(Задачи для решения):
1) Какого персонажа, согласно фрагменту о Мэссинджере, драматург вывел на сцену вместо двух ростовщиков Миддлтона, Лукра и Хорда?
2) Продолжите фрагмент о Мэссинджере, начав сразу после его последнего предложения.

----- Фрагмент документа

Многолетнее сотрудничество с другими авторами (главными из которых были Флетчер и Деккер) не убило в Мэссинджере творческой самостоятельности, которая ярко проявлялась даже в его пьесах-переделках (например, в комедии «Новый способ платить старые долги», ок. 1625, написанной «по мотивам» знаменитой пьесы Т. Миддлтона «Как провести старика»).

В названной пьесе-переделке замечательно раскрылся талант Мэссинджера-комедиографа. Морализаторство в духе Джонсона не ослабляет живости его сатирических образов, но придает необходимую четкость очертаний сюжету и характерам (связь между характерами и сюжетом в пьесах Мэесинджера гораздо органичнее, чем в «комедии гуморов» Б. Джонсона). Как мастер интриги Мэссинджер в середине 1620-х годов не знает себе равных. Перерабатывая старую пьесу Миддлтона «Как провести старика» (1604—1606), он предпочитает маньеристскому методу дробления и повтора — барочно-классицистический метод «концентрации противоречий». Так, вместо двух марионеточных ростовщиков Лукра и Хорда он выводит на сцену одного, но зато уж подлинно яркого барочного злодея. Соединяя в себе сюжетные функции двух персонажей Миддлтона, сэр Джайлз Оверрич является гораздо более живой фигурой, чем Лукр и Хорд, вместе взятые. Для сэра Джайлза ростовщичество не просто причудливая предрасположенность рассудка (гумор) и даже не индивидуальное проявление «общей» тяги к мошенничеству в гротескном комедийном мире. Это настоящая страсть, по-барочному вычурная и экзальтированная. Вот почему, лишившись объекта своей страсти, сэр Джайлз теряет всякую опору в этом мире и под конец театрально лишается рассудка.

----------
----- Фрагменты данных

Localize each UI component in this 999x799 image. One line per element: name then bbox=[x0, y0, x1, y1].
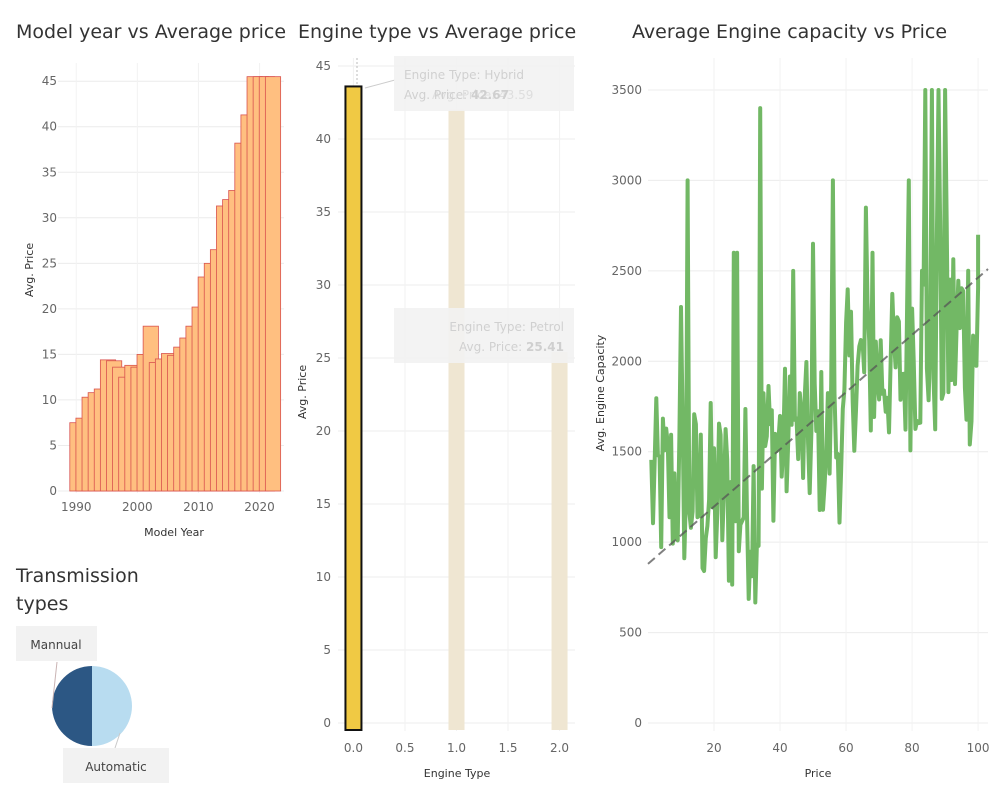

----------
----- Фрагменты данных

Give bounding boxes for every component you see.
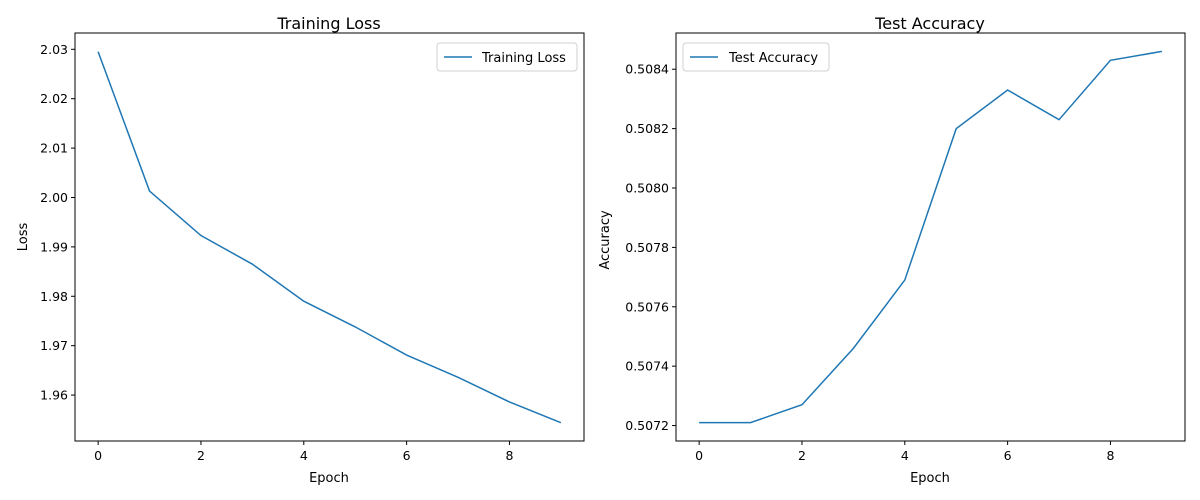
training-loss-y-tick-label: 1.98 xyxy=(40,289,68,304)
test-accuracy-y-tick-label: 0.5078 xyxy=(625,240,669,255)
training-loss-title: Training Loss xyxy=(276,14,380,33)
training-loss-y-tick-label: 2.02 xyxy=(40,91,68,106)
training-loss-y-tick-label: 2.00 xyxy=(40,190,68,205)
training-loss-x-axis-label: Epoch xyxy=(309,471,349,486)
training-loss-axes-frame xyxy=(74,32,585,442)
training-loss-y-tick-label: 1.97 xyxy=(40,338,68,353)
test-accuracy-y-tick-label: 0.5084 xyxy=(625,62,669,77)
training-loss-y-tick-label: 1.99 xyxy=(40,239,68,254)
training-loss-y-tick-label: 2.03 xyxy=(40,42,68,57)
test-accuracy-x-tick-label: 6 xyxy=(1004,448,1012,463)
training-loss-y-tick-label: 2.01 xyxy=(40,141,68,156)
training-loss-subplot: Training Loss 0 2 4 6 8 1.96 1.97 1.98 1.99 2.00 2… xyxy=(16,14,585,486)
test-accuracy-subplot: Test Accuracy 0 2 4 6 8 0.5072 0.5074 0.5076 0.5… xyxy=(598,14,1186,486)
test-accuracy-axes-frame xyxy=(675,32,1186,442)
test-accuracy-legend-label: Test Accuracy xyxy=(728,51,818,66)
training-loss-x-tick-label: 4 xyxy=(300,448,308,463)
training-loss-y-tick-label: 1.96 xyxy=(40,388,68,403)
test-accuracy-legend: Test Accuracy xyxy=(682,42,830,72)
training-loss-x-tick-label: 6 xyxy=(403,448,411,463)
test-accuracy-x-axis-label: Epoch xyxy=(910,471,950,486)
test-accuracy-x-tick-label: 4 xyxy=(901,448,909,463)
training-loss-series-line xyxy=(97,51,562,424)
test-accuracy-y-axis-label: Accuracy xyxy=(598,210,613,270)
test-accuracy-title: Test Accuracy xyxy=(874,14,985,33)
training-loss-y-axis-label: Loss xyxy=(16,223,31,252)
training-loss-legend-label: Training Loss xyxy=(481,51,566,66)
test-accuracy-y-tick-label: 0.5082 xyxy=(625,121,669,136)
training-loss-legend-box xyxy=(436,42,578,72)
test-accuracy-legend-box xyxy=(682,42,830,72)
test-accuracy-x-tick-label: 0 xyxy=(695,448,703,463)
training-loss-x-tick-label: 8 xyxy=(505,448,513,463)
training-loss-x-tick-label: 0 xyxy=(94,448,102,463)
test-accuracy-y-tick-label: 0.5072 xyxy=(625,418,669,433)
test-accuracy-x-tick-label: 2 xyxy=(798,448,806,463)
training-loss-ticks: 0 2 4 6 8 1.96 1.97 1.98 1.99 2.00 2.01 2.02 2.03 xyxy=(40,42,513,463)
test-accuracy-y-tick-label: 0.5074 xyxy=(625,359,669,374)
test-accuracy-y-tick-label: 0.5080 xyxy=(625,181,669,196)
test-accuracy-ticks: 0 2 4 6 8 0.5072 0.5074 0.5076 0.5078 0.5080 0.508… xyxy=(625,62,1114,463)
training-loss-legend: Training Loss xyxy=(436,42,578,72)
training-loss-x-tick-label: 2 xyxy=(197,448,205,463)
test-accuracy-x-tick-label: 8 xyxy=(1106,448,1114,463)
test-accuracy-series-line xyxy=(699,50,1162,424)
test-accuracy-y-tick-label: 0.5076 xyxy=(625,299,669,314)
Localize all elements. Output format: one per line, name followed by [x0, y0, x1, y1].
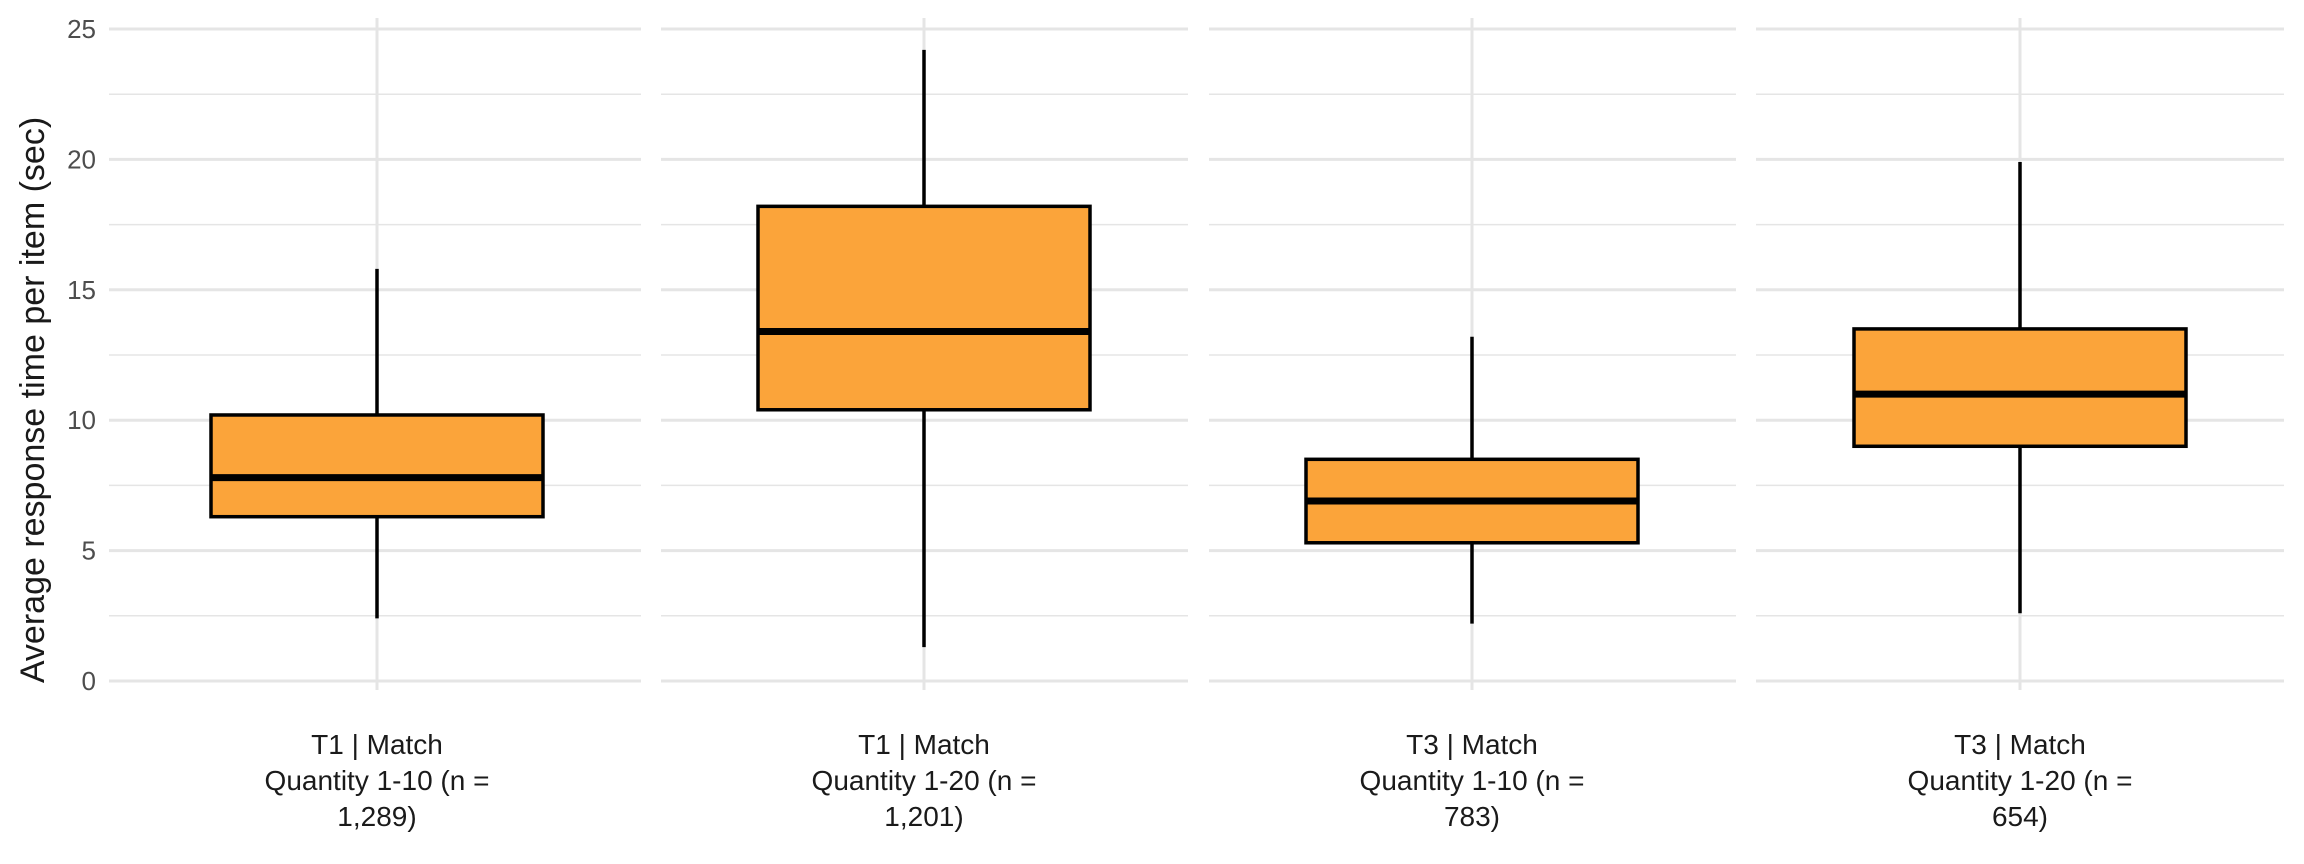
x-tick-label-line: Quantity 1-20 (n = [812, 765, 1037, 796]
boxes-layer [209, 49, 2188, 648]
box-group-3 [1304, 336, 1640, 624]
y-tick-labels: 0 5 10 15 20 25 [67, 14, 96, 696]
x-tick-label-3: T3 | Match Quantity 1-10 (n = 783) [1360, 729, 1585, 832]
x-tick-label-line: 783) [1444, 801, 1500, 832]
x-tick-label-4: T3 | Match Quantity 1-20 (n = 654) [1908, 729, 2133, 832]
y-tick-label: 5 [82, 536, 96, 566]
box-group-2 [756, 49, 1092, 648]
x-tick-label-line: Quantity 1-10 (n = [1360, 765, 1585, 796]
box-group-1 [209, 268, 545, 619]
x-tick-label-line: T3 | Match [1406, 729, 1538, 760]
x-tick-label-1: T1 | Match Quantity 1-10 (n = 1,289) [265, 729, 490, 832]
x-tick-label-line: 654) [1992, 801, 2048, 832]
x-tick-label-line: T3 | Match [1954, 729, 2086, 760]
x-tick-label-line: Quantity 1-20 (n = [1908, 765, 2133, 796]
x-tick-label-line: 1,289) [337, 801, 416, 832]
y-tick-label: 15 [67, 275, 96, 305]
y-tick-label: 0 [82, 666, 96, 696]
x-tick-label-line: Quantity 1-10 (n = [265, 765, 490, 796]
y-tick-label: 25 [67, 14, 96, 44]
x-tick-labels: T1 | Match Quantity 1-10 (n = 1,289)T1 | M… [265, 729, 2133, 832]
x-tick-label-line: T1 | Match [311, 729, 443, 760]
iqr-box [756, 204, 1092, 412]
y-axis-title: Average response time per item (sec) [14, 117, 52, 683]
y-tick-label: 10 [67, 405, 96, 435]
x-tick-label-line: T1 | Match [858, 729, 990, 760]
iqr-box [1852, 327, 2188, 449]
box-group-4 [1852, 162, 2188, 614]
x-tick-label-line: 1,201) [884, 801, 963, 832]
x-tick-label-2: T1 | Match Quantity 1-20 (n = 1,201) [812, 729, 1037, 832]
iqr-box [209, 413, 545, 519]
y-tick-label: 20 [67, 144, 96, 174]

----------

(Ответы по заданиям):
1) Вместо Лукра и Хорда Мэссинджер вывел одного ростовщика, сэра Джайлза Оверрича.

2)
В не менее занимательной комедии «Госпожа из Сити» (1632) Мэссинджер предвосхищает сразу несколько мольеровских образов и тем — в частности, тему «жеманниц» и тему «мещан (у Мэссинджера — скорее мещанок) во дворянстве». Предваряя Мольера («Тартюф»), он создает также запоминающийся образ лицемера (Льюка Фругала), который под маской святоши скрывает черствость бездушного эгоиста, железную хватку ростовщика и немалый аппетит к чужому богатству. Льюк Фругал — один из немногих комедийных образов на английской сцене первой трети XVII в., обладающих (подобно характерам Мольера) некоторой внутренней динамикой. Удачно выбранный сюжетный ход (временное возвышение героя, жившего в доме старшего брата на положении приживала) позволяет органично выявить главную черту Льюка — его холодный эгоизм, скрываемый под маской пуританского смирения. Умелое ведение интриги создает ощущение классицистической четкости, вместо маньеристского раскачивания маятника, хотя в театрализованной развязке чувствуются также и барочные черты.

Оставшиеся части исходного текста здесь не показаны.